----- Input rows
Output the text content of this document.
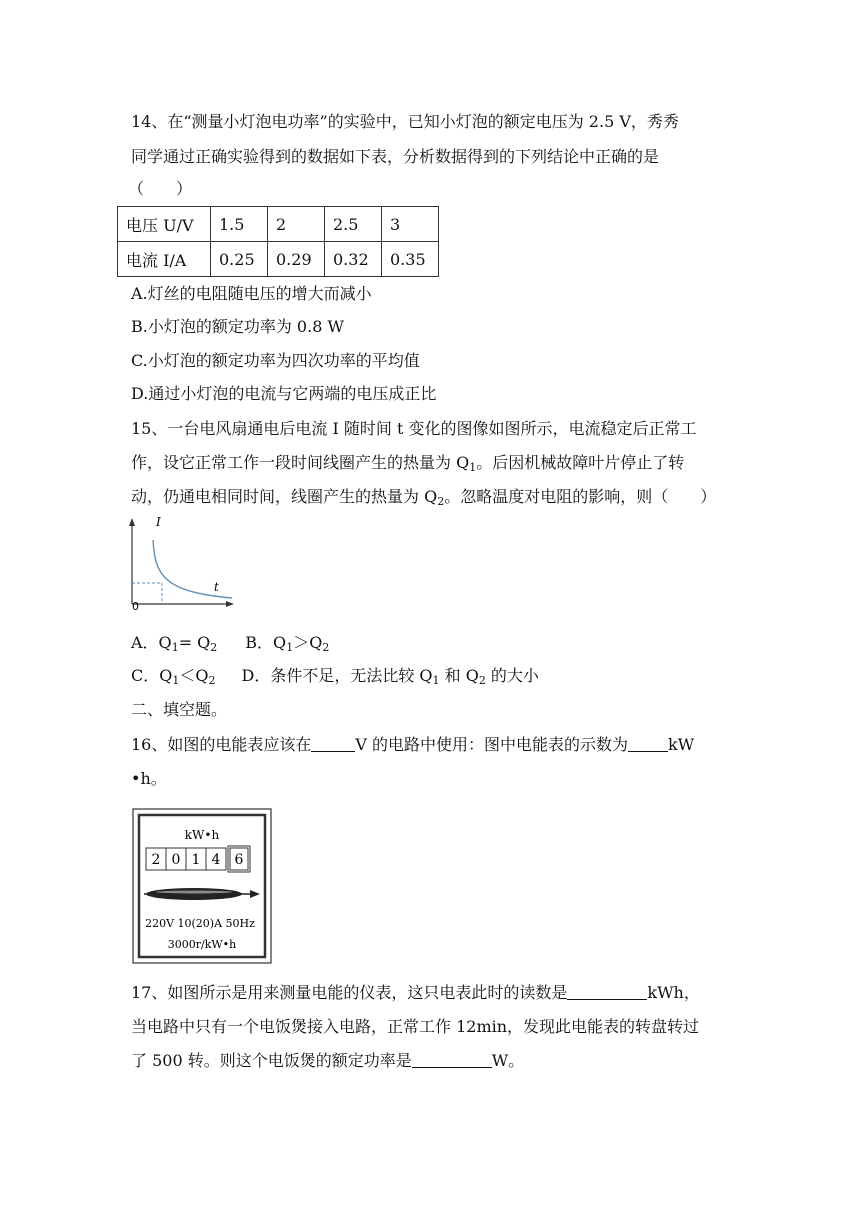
14、在“测量小灯泡电功率”的实验中，已知小灯泡的额定电压为 2.5 V，秀秀
同学通过正确实验得到的数据如下表，分析数据得到的下列结论中正确的是
（　　）
电压 U/V	1.5	2	2.5	3
电流 I/A	0.25	0.29	0.32	0.35
A.灯丝的电阻随电压的增大而减小
B.小灯泡的额定功率为 0.8 W
C.小灯泡的额定功率为四次功率的平均值
D.通过小灯泡的电流与它两端的电压成正比
15、一台电风扇通电后电流 I 随时间 t 变化的图像如图所示，电流稳定后正常工
作，设它正常工作一段时间线圈产生的热量为 $Q_1$。后因机械故障叶片停止了转
动，仍通电相同时间，线圈产生的热量为 $Q_2$。忽略温度对电阻的影响，则（　　）
I
t
0
A．$Q_1= Q_2$ B．$Q_1>Q_2$
C．$Q_1<Q_2$ D．条件不足，无法比较 $Q_1$ 和 $Q_2$ 的大小
二、填空题。
16、如图的电能表应该在	V 的电路中使用：图中电能表的示数为	kW
•h。
kW•h
2 0 1 4 6
220V 10(20)A 50Hz
3000r/kW•h
17、如图所示是用来测量电能的仪表，这只电表此时的读数是	kWh，
当电路中只有一个电饭煲接入电路，正常工作 12min，发现此电能表的转盘转过
了 500 转。则这个电饭煲的额定功率是	W。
----------
What is needed: Exactly reproduce the entries above, minus the pictures.

Exercise output:
Output the text content of this document.
14、在“测量小灯泡电功率”的实验中，已知小灯泡的额定电压为 2.5 V，秀秀
同学通过正确实验得到的数据如下表，分析数据得到的下列结论中正确的是
（　　）
电压 U/V	1.5	2	2.5	3
电流 I/A	0.25	0.29	0.32	0.35
A.灯丝的电阻随电压的增大而减小
B.小灯泡的额定功率为 0.8 W
C.小灯泡的额定功率为四次功率的平均值
D.通过小灯泡的电流与它两端的电压成正比
15、一台电风扇通电后电流 I 随时间 t 变化的图像如图所示，电流稳定后正常工
作，设它正常工作一段时间线圈产生的热量为 $Q_1$。后因机械故障叶片停止了转
动，仍通电相同时间，线圈产生的热量为 $Q_2$。忽略温度对电阻的影响，则（　　）
I
t
0
A．$Q_1= Q_2$ B．$Q_1>Q_2$
C．$Q_1<Q_2$ D．条件不足，无法比较 $Q_1$ 和 $Q_2$ 的大小
二、填空题。
16、如图的电能表应该在	V 的电路中使用：图中电能表的示数为	kW
•h。
kW•h
2 0 1 4 6
220V 10(20)A 50Hz
3000r/kW•h
17、如图所示是用来测量电能的仪表，这只电表此时的读数是	kWh，
当电路中只有一个电饭煲接入电路，正常工作 12min，发现此电能表的转盘转过
了 500 转。则这个电饭煲的额定功率是	W。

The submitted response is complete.